GOAL OF THE EXERCISE: Print out the entries below with no edits.
— Begin SOURCE MATERIAL —
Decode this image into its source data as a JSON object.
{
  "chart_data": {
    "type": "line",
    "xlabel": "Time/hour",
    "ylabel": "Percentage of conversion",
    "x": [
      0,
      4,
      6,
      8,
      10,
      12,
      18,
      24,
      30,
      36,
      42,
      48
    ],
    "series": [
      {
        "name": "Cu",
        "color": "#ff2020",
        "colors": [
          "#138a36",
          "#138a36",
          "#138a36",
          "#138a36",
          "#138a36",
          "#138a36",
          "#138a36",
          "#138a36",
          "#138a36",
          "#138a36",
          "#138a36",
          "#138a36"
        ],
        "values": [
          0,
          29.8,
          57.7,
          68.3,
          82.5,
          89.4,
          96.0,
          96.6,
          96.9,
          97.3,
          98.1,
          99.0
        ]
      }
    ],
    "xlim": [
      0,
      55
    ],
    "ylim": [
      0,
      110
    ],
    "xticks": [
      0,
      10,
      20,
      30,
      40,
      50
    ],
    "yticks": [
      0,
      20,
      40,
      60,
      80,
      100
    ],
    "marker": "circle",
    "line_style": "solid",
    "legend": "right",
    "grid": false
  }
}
— End SOURCE MATERIAL —
EXERCISE RESULT:
Decode this image into its source data as a JSON object.
{
  "chart_data": {
    "type": "line",
    "xlabel": "Time/hour",
    "ylabel": "Percentage of conversion",
    "x": [
      0,
      4,
      6,
      8,
      10,
      12,
      18,
      24,
      30,
      36,
      42,
      48
    ],
    "series": [
      {
        "name": "Cu",
        "color": "#ff2020",
        "colors": [
          "#138a36",
          "#138a36",
          "#138a36",
          "#138a36",
          "#138a36",
          "#138a36",
          "#138a36",
          "#138a36",
          "#138a36",
          "#138a36",
          "#138a36",
          "#138a36"
        ],
        "values": [
          0,
          29.8,
          57.7,
          68.3,
          82.5,
          89.4,
          96.0,
          96.6,
          96.9,
          97.3,
          98.1,
          99.0
        ]
      }
    ],
    "xlim": [
      0,
      55
    ],
    "ylim": [
      0,
      110
    ],
    "xticks": [
      0,
      10,
      20,
      30,
      40,
      50
    ],
    "yticks": [
      0,
      20,
      40,
      60,
      80,
      100
    ],
    "marker": "circle",
    "line_style": "solid",
    "legend": "right",
    "grid": false
  }
}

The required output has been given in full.